__What you have to do__. Return the listing below line for line, changing nothing.

==============================

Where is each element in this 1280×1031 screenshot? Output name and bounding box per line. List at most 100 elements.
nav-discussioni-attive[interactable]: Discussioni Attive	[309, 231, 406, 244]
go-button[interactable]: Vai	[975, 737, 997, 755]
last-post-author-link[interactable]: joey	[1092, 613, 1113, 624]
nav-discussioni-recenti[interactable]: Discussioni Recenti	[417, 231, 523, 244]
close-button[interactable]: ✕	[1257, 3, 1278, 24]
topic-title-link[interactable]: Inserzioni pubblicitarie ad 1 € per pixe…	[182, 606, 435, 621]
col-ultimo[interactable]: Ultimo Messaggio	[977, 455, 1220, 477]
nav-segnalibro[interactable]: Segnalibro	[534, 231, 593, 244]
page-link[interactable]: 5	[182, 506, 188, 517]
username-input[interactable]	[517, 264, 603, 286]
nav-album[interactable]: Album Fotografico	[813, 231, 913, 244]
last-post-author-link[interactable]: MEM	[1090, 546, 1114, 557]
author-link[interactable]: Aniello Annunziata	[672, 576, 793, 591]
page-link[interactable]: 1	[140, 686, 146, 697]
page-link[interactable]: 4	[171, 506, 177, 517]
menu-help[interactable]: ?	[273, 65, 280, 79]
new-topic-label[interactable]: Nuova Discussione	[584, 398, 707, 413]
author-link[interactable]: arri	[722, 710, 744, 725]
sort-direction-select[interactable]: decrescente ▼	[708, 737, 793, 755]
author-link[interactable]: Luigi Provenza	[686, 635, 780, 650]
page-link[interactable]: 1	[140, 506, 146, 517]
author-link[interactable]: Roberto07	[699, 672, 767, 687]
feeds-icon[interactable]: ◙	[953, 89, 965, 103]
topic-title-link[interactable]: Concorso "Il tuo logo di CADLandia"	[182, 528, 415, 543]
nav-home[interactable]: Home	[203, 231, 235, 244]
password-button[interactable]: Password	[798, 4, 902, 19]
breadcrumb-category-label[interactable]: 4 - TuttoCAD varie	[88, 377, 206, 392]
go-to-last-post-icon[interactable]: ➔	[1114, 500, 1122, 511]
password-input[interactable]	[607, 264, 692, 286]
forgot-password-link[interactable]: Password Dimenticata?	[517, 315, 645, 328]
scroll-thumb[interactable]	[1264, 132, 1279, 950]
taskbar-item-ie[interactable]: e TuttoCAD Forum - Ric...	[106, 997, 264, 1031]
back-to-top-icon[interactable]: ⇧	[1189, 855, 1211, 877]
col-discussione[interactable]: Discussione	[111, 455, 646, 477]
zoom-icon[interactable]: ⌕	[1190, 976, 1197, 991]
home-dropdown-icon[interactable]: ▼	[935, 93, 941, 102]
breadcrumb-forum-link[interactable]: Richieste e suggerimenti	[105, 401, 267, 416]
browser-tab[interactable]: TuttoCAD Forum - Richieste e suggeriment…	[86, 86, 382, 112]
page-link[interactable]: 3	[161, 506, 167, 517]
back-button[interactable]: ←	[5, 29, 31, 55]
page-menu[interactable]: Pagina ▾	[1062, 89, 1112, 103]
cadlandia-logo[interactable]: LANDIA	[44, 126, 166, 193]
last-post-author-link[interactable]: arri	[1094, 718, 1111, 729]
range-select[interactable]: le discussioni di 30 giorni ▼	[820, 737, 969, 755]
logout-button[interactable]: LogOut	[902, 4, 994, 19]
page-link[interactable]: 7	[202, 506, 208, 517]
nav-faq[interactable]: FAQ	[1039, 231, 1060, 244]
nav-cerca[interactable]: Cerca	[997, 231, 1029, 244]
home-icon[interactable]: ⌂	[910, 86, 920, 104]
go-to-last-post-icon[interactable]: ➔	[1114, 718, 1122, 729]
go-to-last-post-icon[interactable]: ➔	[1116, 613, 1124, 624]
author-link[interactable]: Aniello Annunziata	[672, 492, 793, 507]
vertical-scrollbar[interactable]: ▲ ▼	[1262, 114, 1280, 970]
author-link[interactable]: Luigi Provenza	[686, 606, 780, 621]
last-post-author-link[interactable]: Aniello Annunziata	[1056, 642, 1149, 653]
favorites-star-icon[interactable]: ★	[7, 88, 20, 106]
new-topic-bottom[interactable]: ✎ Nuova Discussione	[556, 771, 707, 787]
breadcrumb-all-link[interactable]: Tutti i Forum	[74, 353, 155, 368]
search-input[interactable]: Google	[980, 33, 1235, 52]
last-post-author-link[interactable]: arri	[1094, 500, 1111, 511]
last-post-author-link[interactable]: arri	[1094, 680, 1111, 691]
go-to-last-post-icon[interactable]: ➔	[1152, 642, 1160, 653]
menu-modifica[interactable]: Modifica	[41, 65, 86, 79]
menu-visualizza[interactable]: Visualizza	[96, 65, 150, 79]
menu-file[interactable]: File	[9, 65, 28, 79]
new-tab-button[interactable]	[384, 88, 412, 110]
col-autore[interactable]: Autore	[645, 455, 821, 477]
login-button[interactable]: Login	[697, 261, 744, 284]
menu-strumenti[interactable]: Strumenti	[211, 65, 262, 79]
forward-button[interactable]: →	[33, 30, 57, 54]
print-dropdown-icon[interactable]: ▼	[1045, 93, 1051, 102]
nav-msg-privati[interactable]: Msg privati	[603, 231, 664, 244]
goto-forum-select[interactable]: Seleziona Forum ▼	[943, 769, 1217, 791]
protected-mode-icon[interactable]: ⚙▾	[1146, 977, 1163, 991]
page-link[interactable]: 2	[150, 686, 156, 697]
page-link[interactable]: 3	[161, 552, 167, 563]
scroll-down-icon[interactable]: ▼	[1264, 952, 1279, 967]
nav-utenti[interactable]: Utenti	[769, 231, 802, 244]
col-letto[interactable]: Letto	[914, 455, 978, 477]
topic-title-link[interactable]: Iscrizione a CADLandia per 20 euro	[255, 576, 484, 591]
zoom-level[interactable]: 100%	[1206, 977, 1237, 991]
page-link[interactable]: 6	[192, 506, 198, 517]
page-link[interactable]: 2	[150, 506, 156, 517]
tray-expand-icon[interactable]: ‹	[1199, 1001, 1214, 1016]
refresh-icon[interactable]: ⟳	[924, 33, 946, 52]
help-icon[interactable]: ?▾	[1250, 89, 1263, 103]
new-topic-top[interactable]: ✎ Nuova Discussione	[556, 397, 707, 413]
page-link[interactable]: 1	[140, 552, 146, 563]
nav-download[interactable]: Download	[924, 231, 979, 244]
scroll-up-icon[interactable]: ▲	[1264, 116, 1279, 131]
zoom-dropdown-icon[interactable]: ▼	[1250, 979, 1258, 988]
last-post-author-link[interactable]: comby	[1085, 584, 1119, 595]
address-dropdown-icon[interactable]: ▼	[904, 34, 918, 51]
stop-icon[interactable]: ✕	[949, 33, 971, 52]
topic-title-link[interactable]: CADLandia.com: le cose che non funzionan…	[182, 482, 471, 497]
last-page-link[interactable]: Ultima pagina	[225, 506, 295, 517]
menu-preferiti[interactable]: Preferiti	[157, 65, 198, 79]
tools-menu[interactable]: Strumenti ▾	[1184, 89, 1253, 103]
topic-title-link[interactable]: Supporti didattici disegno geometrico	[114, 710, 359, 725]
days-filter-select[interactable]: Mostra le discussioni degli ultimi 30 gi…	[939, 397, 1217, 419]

==============================

__Answer to this task__.
Where is each element in this 1280×1031 screenshot? Output name and bounding box per line. List at most 100 elements.
nav-discussioni-attive[interactable]: Discussioni Attive	[309, 231, 406, 244]
go-button[interactable]: Vai	[975, 737, 997, 755]
last-post-author-link[interactable]: joey	[1092, 613, 1113, 624]
nav-discussioni-recenti[interactable]: Discussioni Recenti	[417, 231, 523, 244]
close-button[interactable]: ✕	[1257, 3, 1278, 24]
topic-title-link[interactable]: Inserzioni pubblicitarie ad 1 € per pixe…	[182, 606, 435, 621]
col-ultimo[interactable]: Ultimo Messaggio	[977, 455, 1220, 477]
nav-segnalibro[interactable]: Segnalibro	[534, 231, 593, 244]
page-link[interactable]: 5	[182, 506, 188, 517]
username-input[interactable]	[517, 264, 603, 286]
nav-album[interactable]: Album Fotografico	[813, 231, 913, 244]
last-post-author-link[interactable]: MEM	[1090, 546, 1114, 557]
author-link[interactable]: Aniello Annunziata	[672, 576, 793, 591]
page-link[interactable]: 1	[140, 686, 146, 697]
page-link[interactable]: 4	[171, 506, 177, 517]
menu-help[interactable]: ?	[273, 65, 280, 79]
new-topic-label[interactable]: Nuova Discussione	[584, 398, 707, 413]
author-link[interactable]: arri	[722, 710, 744, 725]
sort-direction-select[interactable]: decrescente ▼	[708, 737, 793, 755]
author-link[interactable]: Luigi Provenza	[686, 635, 780, 650]
page-link[interactable]: 1	[140, 506, 146, 517]
author-link[interactable]: Roberto07	[699, 672, 767, 687]
feeds-icon[interactable]: ◙	[953, 89, 965, 103]
topic-title-link[interactable]: Concorso "Il tuo logo di CADLandia"	[182, 528, 415, 543]
nav-home[interactable]: Home	[203, 231, 235, 244]
password-button[interactable]: Password	[798, 4, 902, 19]
breadcrumb-category-label[interactable]: 4 - TuttoCAD varie	[88, 377, 206, 392]
go-to-last-post-icon[interactable]: ➔	[1114, 500, 1122, 511]
password-input[interactable]	[607, 264, 692, 286]
forgot-password-link[interactable]: Password Dimenticata?	[517, 315, 645, 328]
scroll-thumb[interactable]	[1264, 132, 1279, 950]
taskbar-item-ie[interactable]: e TuttoCAD Forum - Ric...	[106, 997, 264, 1031]
back-to-top-icon[interactable]: ⇧	[1189, 855, 1211, 877]
col-discussione[interactable]: Discussione	[111, 455, 646, 477]
zoom-icon[interactable]: ⌕	[1190, 976, 1197, 991]
home-dropdown-icon[interactable]: ▼	[935, 93, 941, 102]
breadcrumb-forum-link[interactable]: Richieste e suggerimenti	[105, 401, 267, 416]
browser-tab[interactable]: TuttoCAD Forum - Richieste e suggeriment…	[86, 86, 382, 112]
page-link[interactable]: 3	[161, 506, 167, 517]
back-button[interactable]: ←	[5, 29, 31, 55]
page-menu[interactable]: Pagina ▾	[1062, 89, 1112, 103]
cadlandia-logo[interactable]: LANDIA	[44, 126, 166, 193]
last-post-author-link[interactable]: arri	[1094, 718, 1111, 729]
range-select[interactable]: le discussioni di 30 giorni ▼	[820, 737, 969, 755]
logout-button[interactable]: LogOut	[902, 4, 994, 19]
page-link[interactable]: 7	[202, 506, 208, 517]
nav-faq[interactable]: FAQ	[1039, 231, 1060, 244]
nav-cerca[interactable]: Cerca	[997, 231, 1029, 244]
home-icon[interactable]: ⌂	[910, 86, 920, 104]
go-to-last-post-icon[interactable]: ➔	[1114, 718, 1122, 729]
go-to-last-post-icon[interactable]: ➔	[1116, 613, 1124, 624]
author-link[interactable]: Aniello Annunziata	[672, 492, 793, 507]
vertical-scrollbar[interactable]: ▲ ▼	[1262, 114, 1280, 970]
author-link[interactable]: Luigi Provenza	[686, 606, 780, 621]
last-post-author-link[interactable]: Aniello Annunziata	[1056, 642, 1149, 653]
favorites-star-icon[interactable]: ★	[7, 88, 20, 106]
new-topic-bottom[interactable]: ✎ Nuova Discussione	[556, 771, 707, 787]
breadcrumb-all-link[interactable]: Tutti i Forum	[74, 353, 155, 368]
search-input[interactable]: Google	[980, 33, 1235, 52]
last-post-author-link[interactable]: arri	[1094, 500, 1111, 511]
last-post-author-link[interactable]: arri	[1094, 680, 1111, 691]
go-to-last-post-icon[interactable]: ➔	[1152, 642, 1160, 653]
menu-modifica[interactable]: Modifica	[41, 65, 86, 79]
menu-visualizza[interactable]: Visualizza	[96, 65, 150, 79]
menu-file[interactable]: File	[9, 65, 28, 79]
new-tab-button[interactable]	[384, 88, 412, 110]
col-autore[interactable]: Autore	[645, 455, 821, 477]
login-button[interactable]: Login	[697, 261, 744, 284]
menu-strumenti[interactable]: Strumenti	[211, 65, 262, 79]
forward-button[interactable]: →	[33, 30, 57, 54]
print-dropdown-icon[interactable]: ▼	[1045, 93, 1051, 102]
nav-msg-privati[interactable]: Msg privati	[603, 231, 664, 244]
goto-forum-select[interactable]: Seleziona Forum ▼	[943, 769, 1217, 791]
protected-mode-icon[interactable]: ⚙▾	[1146, 977, 1163, 991]
page-link[interactable]: 2	[150, 686, 156, 697]
page-link[interactable]: 3	[161, 552, 167, 563]
scroll-down-icon[interactable]: ▼	[1264, 952, 1279, 967]
nav-utenti[interactable]: Utenti	[769, 231, 802, 244]
col-letto[interactable]: Letto	[914, 455, 978, 477]
topic-title-link[interactable]: Iscrizione a CADLandia per 20 euro	[255, 576, 484, 591]
zoom-level[interactable]: 100%	[1206, 977, 1237, 991]
page-link[interactable]: 6	[192, 506, 198, 517]
page-link[interactable]: 2	[150, 506, 156, 517]
tray-expand-icon[interactable]: ‹	[1199, 1001, 1214, 1016]
refresh-icon[interactable]: ⟳	[924, 33, 946, 52]
help-icon[interactable]: ?▾	[1250, 89, 1263, 103]
new-topic-top[interactable]: ✎ Nuova Discussione	[556, 397, 707, 413]
page-link[interactable]: 1	[140, 552, 146, 563]
nav-download[interactable]: Download	[924, 231, 979, 244]
scroll-up-icon[interactable]: ▲	[1264, 116, 1279, 131]
zoom-dropdown-icon[interactable]: ▼	[1250, 979, 1258, 988]
last-post-author-link[interactable]: comby	[1085, 584, 1119, 595]
address-dropdown-icon[interactable]: ▼	[904, 34, 918, 51]
stop-icon[interactable]: ✕	[949, 33, 971, 52]
topic-title-link[interactable]: CADLandia.com: le cose che non funzionan…	[182, 482, 471, 497]
last-page-link[interactable]: Ultima pagina	[225, 506, 295, 517]
menu-preferiti[interactable]: Preferiti	[157, 65, 198, 79]
tools-menu[interactable]: Strumenti ▾	[1184, 89, 1253, 103]
topic-title-link[interactable]: Supporti didattici disegno geometrico	[114, 710, 359, 725]
days-filter-select[interactable]: Mostra le discussioni degli ultimi 30 gi…	[939, 397, 1217, 419]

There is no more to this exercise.